This week, the Commission presents a Green Deal Industrial Plan to enhance the competitiveness of Europe’s net-zero industry and support the fast transition to climate neutrality. The Plan aims to provide a more supportive environment for the scaling up of the EU’s manufacturing capacity for the net-zero technologies and products required to meet Europe’s ambitious climate targets.
The Plan builds on previous initiatives and relies on the strengths of the EU Single Market, complementing ongoing efforts under the European Green Deal and REPowerEU. It is based on four pillars: a predictable and simplified regulatory environment, speeding up access to finance, enhancing skills, and open trade for resilient supply chains.
A predictable and simplified regulatory environment
The first pillar of the plan is about a simpler regulatory framework.
The Commission will propose a Net-Zero Industry Act to identify goals for net-zero industrial capacity and provide a regulatory framework suited for its quick deployment, ensuring simplified and fast-track permitting, promoting European strategic projects, and developing standards to support the scale-up of technologies across the Single Market.
The framework will be complemented by the Critical Raw Materials Act, to ensure sufficient access to those materials, like rare earths, that are vital for manufacturing key technologies, and the reform of the electricity market design, to make consumers benefit from the lower costs of renewables.
Faster access to funding
The second pillar of the plan will speed up investment and financing for clean tech production in Europe. Public financing, in conjunction with further progress on the European Capital Markets Union, can unlock the huge amounts of private financing required for the green transition. Under competition policy, the Commission aims to guarantee a level playing field within the Single Market while making it easier for the Member States to grant necessary aid to fast-track the green transition. To that end, in order to speed up and simplify aid granting, the Commission will consult Member States on an amended Temporary State aid Crisis and Transition Framework and it will revise the General Block Exemption Regulation in light of the Green Deal, increasing notification thresholds for support for green investments. Among others, this will contribute to further streamline and simplify the approval of IPCEI-related projects.

◆ RECORDED INFORMATION:

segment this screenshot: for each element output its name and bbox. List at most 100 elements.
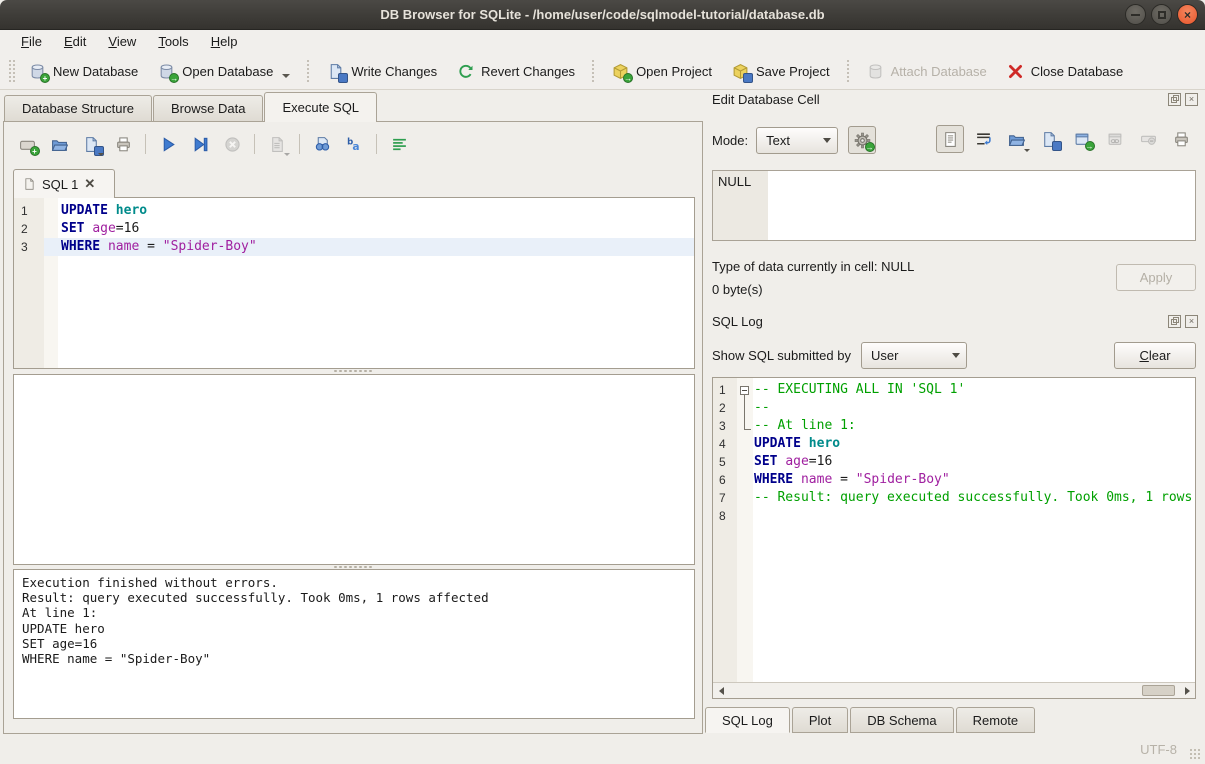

---

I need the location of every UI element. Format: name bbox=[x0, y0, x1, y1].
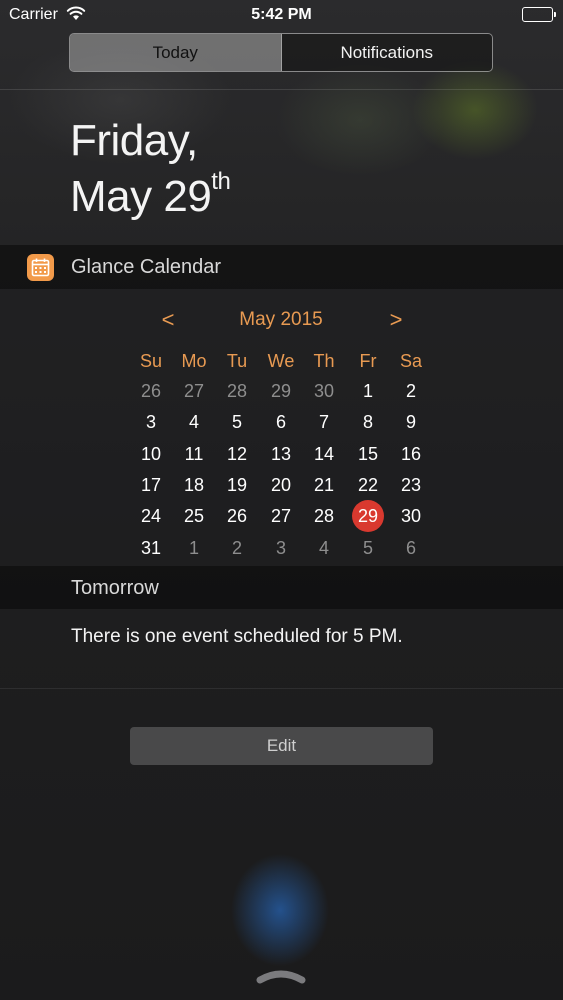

◆ WHAT IS EXPECTED: From the text on the Green Deal Industrial Plan, write out everything from "The Plan builds" down to "the Single Market.", word for word.

◆ TASK OUTPUT:
The Plan builds on previous initiatives and relies on the strengths of the EU Single Market, complementing ongoing efforts under the European Green Deal and REPowerEU. It is based on four pillars: a predictable and simplified regulatory environment, speeding up access to finance, enhancing skills, and open trade for resilient supply chains.
A predictable and simplified regulatory environment
The first pillar of the plan is about a simpler regulatory framework.
The Commission will propose a Net-Zero Industry Act to identify goals for net-zero industrial capacity and provide a regulatory framework suited for its quick deployment, ensuring simplified and fast-track permitting, promoting European strategic projects, and developing standards to support the scale-up of technologies across the Single Market.